REQUIREMENTS: Using the data below, copy every line that contains the word "ylabel".

Figure contents as structured data:

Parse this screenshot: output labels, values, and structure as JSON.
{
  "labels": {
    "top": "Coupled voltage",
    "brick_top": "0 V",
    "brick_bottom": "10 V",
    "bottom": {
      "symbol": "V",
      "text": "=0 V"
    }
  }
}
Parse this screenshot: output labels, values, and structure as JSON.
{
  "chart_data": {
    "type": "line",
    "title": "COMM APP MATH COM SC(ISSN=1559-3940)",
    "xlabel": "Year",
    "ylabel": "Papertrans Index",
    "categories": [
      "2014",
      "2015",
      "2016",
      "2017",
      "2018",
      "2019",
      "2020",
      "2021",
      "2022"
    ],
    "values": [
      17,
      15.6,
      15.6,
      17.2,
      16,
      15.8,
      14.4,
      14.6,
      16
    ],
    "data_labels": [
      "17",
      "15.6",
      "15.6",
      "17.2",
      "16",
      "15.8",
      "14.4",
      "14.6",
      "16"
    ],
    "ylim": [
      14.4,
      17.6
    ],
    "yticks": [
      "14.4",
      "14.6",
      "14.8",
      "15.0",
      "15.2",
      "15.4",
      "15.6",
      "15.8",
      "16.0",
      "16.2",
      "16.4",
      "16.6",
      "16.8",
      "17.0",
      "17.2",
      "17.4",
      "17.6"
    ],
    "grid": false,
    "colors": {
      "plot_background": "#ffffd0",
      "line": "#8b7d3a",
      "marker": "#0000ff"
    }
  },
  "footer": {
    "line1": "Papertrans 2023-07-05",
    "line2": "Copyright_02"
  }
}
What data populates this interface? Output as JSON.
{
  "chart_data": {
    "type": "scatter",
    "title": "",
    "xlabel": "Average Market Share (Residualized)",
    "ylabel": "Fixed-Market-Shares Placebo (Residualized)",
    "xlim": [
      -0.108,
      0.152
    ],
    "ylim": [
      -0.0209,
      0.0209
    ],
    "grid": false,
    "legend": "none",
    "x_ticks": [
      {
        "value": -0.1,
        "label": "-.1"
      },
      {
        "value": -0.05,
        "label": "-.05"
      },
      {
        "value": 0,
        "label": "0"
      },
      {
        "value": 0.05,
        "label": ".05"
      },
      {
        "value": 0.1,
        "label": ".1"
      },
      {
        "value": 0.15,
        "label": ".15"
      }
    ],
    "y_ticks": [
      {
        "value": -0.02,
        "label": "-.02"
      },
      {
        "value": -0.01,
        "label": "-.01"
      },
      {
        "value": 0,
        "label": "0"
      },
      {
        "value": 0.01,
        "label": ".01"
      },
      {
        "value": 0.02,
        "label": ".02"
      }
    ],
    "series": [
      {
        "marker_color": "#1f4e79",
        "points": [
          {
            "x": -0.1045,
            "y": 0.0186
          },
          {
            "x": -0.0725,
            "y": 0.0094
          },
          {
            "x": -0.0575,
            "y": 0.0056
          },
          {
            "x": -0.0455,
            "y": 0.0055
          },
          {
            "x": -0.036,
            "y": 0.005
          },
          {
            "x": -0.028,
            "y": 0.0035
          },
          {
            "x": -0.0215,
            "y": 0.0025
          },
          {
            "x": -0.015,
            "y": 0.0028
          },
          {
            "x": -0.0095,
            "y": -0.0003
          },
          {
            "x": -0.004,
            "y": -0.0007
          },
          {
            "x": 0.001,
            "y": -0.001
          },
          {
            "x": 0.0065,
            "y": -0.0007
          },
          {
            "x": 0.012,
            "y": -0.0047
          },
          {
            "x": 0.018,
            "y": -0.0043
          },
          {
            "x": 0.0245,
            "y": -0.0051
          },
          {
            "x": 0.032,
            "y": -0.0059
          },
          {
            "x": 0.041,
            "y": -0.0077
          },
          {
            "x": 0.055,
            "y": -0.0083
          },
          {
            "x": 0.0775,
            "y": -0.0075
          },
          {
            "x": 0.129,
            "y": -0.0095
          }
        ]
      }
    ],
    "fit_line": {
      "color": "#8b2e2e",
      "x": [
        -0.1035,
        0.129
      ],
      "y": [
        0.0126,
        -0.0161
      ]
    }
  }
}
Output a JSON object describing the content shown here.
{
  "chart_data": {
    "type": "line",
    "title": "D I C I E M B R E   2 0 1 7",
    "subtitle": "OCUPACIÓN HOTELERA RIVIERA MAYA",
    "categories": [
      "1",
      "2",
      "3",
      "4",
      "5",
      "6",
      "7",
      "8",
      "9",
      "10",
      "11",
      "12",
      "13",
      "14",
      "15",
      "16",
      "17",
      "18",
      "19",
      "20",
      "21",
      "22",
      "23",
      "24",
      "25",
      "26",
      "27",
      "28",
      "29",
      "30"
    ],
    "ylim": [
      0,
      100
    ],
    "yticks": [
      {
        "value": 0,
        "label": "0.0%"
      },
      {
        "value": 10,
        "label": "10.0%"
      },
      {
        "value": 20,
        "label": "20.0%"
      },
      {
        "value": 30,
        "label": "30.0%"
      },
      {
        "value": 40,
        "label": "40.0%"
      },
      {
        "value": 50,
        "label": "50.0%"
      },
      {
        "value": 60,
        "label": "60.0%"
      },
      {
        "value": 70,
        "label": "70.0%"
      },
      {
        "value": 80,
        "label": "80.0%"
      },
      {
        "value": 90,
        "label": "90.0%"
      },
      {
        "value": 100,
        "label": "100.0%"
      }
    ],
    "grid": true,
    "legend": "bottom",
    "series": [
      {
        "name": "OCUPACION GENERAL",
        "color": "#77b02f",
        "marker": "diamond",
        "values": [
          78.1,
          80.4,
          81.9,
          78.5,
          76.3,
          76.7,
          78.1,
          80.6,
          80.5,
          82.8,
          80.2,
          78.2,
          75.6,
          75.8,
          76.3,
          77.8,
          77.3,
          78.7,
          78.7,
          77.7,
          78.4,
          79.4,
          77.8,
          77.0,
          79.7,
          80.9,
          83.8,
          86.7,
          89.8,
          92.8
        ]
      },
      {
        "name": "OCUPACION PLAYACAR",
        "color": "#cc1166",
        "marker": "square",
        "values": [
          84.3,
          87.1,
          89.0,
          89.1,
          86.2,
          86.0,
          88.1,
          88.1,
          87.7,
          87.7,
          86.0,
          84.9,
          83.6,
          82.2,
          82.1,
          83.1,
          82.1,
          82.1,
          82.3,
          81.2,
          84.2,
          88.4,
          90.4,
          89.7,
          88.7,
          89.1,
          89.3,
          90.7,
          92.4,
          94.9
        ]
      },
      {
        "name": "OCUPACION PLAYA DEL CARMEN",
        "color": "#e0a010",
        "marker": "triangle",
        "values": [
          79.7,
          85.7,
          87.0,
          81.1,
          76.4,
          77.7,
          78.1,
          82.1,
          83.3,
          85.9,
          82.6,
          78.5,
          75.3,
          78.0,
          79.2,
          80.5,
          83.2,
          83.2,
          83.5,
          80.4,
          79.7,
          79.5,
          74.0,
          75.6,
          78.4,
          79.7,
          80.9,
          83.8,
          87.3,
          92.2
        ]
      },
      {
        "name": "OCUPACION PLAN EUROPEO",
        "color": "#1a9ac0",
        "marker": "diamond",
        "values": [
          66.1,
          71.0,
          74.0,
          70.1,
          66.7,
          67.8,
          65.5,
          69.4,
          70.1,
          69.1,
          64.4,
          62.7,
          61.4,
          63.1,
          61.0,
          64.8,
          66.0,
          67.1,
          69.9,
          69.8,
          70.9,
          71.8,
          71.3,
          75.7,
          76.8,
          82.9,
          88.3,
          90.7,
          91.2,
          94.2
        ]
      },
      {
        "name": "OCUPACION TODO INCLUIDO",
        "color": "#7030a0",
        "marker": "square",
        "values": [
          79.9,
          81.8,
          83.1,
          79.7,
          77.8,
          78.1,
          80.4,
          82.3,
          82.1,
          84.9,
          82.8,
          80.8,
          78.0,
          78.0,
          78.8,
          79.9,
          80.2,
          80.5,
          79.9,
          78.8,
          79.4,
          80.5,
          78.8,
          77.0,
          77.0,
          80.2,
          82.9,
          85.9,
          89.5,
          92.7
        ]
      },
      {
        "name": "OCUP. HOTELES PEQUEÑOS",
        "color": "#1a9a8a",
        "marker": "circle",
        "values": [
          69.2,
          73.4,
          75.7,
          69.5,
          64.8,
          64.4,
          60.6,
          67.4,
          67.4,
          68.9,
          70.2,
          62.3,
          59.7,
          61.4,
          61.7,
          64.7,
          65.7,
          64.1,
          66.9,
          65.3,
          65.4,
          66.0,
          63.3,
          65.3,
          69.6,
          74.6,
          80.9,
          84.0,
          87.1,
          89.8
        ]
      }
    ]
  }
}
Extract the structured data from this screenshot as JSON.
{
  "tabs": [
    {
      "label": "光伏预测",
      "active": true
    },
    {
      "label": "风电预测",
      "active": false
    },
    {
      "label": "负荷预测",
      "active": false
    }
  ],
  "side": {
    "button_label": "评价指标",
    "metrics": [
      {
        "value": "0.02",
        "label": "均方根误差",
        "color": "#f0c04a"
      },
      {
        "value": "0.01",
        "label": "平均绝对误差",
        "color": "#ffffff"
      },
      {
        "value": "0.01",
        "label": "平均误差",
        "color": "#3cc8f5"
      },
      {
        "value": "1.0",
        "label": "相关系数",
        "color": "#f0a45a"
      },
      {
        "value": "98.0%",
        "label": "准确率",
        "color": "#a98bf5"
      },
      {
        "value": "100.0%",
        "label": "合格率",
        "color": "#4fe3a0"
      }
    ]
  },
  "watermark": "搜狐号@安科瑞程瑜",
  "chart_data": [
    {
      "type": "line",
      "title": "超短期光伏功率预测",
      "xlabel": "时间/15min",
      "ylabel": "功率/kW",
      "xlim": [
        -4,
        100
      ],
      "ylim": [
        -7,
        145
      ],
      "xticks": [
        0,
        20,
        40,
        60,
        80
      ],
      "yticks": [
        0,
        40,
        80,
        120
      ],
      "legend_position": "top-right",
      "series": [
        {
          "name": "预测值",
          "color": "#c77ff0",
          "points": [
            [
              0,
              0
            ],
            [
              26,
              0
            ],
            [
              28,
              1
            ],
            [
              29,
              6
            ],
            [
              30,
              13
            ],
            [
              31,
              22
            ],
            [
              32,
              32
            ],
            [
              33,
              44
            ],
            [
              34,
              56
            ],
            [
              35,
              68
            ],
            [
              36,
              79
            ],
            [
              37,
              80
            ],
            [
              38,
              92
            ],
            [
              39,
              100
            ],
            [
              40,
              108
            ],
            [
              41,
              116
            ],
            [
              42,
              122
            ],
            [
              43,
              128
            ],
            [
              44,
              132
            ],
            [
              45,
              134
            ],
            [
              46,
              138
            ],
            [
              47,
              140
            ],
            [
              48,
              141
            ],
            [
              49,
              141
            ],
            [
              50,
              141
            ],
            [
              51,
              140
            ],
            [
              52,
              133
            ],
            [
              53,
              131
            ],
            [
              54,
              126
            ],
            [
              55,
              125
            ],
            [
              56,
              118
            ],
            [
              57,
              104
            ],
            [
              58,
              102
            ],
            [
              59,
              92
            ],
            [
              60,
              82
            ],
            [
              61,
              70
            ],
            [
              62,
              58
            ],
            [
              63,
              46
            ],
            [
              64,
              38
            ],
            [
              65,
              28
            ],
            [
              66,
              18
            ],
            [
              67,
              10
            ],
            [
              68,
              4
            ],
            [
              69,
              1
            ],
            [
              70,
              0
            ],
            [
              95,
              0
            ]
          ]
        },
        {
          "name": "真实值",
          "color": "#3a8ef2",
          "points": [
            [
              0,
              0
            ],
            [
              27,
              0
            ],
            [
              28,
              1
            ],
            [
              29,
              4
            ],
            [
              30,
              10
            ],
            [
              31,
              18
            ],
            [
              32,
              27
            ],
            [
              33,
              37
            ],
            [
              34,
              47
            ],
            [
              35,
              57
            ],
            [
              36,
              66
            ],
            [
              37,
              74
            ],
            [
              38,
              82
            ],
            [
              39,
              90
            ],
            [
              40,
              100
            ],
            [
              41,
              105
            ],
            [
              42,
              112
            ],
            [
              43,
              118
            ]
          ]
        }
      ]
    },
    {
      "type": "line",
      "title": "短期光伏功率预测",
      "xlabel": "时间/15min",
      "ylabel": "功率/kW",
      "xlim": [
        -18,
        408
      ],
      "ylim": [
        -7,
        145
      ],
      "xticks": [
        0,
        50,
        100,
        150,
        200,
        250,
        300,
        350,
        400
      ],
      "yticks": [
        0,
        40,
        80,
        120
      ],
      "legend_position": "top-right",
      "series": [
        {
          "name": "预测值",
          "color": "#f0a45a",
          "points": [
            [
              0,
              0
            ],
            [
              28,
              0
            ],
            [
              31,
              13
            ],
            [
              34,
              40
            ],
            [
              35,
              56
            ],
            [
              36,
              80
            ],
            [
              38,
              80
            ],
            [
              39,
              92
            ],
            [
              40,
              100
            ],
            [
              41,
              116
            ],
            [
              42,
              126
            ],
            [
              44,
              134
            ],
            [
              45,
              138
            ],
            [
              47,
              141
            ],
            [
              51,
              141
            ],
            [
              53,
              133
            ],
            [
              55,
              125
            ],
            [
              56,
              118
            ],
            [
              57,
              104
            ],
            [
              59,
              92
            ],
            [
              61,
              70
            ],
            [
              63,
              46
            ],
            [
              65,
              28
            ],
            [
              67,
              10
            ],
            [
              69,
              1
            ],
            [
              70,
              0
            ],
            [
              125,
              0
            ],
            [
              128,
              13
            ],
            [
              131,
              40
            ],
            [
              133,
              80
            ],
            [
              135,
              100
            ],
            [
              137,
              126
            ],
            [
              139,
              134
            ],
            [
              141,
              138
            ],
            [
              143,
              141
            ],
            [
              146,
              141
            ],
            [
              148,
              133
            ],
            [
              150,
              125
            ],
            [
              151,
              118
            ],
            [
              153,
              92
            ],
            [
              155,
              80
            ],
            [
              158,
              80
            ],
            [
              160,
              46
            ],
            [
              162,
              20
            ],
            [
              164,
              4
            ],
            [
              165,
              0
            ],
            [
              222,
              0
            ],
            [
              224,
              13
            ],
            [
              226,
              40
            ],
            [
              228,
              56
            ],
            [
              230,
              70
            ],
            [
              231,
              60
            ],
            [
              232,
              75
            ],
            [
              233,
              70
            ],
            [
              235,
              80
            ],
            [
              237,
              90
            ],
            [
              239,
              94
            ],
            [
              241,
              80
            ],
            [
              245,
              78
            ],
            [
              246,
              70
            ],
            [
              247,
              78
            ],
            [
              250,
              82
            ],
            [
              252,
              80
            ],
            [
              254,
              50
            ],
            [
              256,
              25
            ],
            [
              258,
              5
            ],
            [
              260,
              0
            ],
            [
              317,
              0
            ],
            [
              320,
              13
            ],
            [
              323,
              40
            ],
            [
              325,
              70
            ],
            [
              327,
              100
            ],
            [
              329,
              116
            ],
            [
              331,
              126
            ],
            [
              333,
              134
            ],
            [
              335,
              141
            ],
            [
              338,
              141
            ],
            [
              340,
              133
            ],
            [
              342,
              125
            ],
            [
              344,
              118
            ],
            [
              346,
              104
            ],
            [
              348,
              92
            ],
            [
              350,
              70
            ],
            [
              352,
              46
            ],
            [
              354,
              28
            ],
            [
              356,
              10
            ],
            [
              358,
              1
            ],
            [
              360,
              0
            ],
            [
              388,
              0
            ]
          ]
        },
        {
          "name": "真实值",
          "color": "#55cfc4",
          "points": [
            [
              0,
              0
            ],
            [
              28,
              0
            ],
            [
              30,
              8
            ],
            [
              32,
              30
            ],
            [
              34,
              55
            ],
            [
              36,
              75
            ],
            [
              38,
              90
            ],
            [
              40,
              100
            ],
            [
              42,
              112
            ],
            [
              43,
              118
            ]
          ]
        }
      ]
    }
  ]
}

THE RESPONSE:
    "ylabel": "Papertrans Index",
    "ylabel": "Fixed-Market-Shares Placebo (Residualized)",
      "ylabel": "功率/kW",
      "ylabel": "功率/kW",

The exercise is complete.